## What is needed
An exact copy of every record is needed.

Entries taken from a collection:

:::

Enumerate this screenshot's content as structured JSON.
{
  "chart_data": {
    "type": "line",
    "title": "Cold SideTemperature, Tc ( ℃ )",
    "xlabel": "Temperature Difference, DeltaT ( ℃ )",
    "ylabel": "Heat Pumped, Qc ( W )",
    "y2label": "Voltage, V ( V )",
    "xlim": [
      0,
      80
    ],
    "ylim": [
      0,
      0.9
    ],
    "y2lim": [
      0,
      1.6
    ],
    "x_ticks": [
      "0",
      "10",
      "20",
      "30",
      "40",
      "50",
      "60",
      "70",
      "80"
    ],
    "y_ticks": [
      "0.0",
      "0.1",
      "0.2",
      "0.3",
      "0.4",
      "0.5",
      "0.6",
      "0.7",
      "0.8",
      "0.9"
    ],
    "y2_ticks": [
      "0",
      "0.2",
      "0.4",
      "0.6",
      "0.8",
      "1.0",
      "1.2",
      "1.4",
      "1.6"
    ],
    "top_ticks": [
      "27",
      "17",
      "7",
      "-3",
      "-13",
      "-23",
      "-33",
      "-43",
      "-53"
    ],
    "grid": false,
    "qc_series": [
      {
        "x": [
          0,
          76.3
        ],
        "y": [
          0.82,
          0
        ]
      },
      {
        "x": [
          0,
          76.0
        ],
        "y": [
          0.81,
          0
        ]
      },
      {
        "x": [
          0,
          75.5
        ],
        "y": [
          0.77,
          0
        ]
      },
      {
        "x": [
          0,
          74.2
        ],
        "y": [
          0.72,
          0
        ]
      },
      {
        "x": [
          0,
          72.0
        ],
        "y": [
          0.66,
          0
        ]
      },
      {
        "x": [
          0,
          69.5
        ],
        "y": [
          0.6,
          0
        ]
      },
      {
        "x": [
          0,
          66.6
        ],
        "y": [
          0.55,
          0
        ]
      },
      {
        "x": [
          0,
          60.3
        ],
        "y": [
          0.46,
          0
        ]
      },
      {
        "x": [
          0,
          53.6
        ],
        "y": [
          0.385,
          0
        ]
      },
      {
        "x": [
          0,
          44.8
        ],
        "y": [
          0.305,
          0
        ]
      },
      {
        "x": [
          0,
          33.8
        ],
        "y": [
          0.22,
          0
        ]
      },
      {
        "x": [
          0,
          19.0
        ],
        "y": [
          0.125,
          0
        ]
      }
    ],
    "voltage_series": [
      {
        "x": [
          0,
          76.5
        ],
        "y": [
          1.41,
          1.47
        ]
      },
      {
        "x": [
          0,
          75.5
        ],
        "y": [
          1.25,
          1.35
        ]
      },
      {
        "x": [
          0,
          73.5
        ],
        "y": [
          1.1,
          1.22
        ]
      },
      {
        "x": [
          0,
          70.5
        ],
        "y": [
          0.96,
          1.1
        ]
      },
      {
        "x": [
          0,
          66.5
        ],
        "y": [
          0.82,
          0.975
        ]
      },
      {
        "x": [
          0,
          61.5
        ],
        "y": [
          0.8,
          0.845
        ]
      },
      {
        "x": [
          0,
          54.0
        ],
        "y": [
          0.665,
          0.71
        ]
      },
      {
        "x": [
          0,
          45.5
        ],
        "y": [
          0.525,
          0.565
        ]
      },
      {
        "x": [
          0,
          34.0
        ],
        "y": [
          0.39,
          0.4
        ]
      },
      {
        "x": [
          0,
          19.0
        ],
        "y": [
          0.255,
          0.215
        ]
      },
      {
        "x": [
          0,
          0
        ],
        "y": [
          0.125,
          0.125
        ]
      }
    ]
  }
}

:::

## The solution
Enumerate this screenshot's content as structured JSON.
{
  "chart_data": {
    "type": "line",
    "title": "Cold SideTemperature, Tc ( ℃ )",
    "xlabel": "Temperature Difference, DeltaT ( ℃ )",
    "ylabel": "Heat Pumped, Qc ( W )",
    "y2label": "Voltage, V ( V )",
    "xlim": [
      0,
      80
    ],
    "ylim": [
      0,
      0.9
    ],
    "y2lim": [
      0,
      1.6
    ],
    "x_ticks": [
      "0",
      "10",
      "20",
      "30",
      "40",
      "50",
      "60",
      "70",
      "80"
    ],
    "y_ticks": [
      "0.0",
      "0.1",
      "0.2",
      "0.3",
      "0.4",
      "0.5",
      "0.6",
      "0.7",
      "0.8",
      "0.9"
    ],
    "y2_ticks": [
      "0",
      "0.2",
      "0.4",
      "0.6",
      "0.8",
      "1.0",
      "1.2",
      "1.4",
      "1.6"
    ],
    "top_ticks": [
      "27",
      "17",
      "7",
      "-3",
      "-13",
      "-23",
      "-33",
      "-43",
      "-53"
    ],
    "grid": false,
    "qc_series": [
      {
        "x": [
          0,
          76.3
        ],
        "y": [
          0.82,
          0
        ]
      },
      {
        "x": [
          0,
          76.0
        ],
        "y": [
          0.81,
          0
        ]
      },
      {
        "x": [
          0,
          75.5
        ],
        "y": [
          0.77,
          0
        ]
      },
      {
        "x": [
          0,
          74.2
        ],
        "y": [
          0.72,
          0
        ]
      },
      {
        "x": [
          0,
          72.0
        ],
        "y": [
          0.66,
          0
        ]
      },
      {
        "x": [
          0,
          69.5
        ],
        "y": [
          0.6,
          0
        ]
      },
      {
        "x": [
          0,
          66.6
        ],
        "y": [
          0.55,
          0
        ]
      },
      {
        "x": [
          0,
          60.3
        ],
        "y": [
          0.46,
          0
        ]
      },
      {
        "x": [
          0,
          53.6
        ],
        "y": [
          0.385,
          0
        ]
      },
      {
        "x": [
          0,
          44.8
        ],
        "y": [
          0.305,
          0
        ]
      },
      {
        "x": [
          0,
          33.8
        ],
        "y": [
          0.22,
          0
        ]
      },
      {
        "x": [
          0,
          19.0
        ],
        "y": [
          0.125,
          0
        ]
      }
    ],
    "voltage_series": [
      {
        "x": [
          0,
          76.5
        ],
        "y": [
          1.41,
          1.47
        ]
      },
      {
        "x": [
          0,
          75.5
        ],
        "y": [
          1.25,
          1.35
        ]
      },
      {
        "x": [
          0,
          73.5
        ],
        "y": [
          1.1,
          1.22
        ]
      },
      {
        "x": [
          0,
          70.5
        ],
        "y": [
          0.96,
          1.1
        ]
      },
      {
        "x": [
          0,
          66.5
        ],
        "y": [
          0.82,
          0.975
        ]
      },
      {
        "x": [
          0,
          61.5
        ],
        "y": [
          0.8,
          0.845
        ]
      },
      {
        "x": [
          0,
          54.0
        ],
        "y": [
          0.665,
          0.71
        ]
      },
      {
        "x": [
          0,
          45.5
        ],
        "y": [
          0.525,
          0.565
        ]
      },
      {
        "x": [
          0,
          34.0
        ],
        "y": [
          0.39,
          0.4
        ]
      },
      {
        "x": [
          0,
          19.0
        ],
        "y": [
          0.255,
          0.215
        ]
      },
      {
        "x": [
          0,
          0
        ],
        "y": [
          0.125,
          0.125
        ]
      }
    ]
  }
}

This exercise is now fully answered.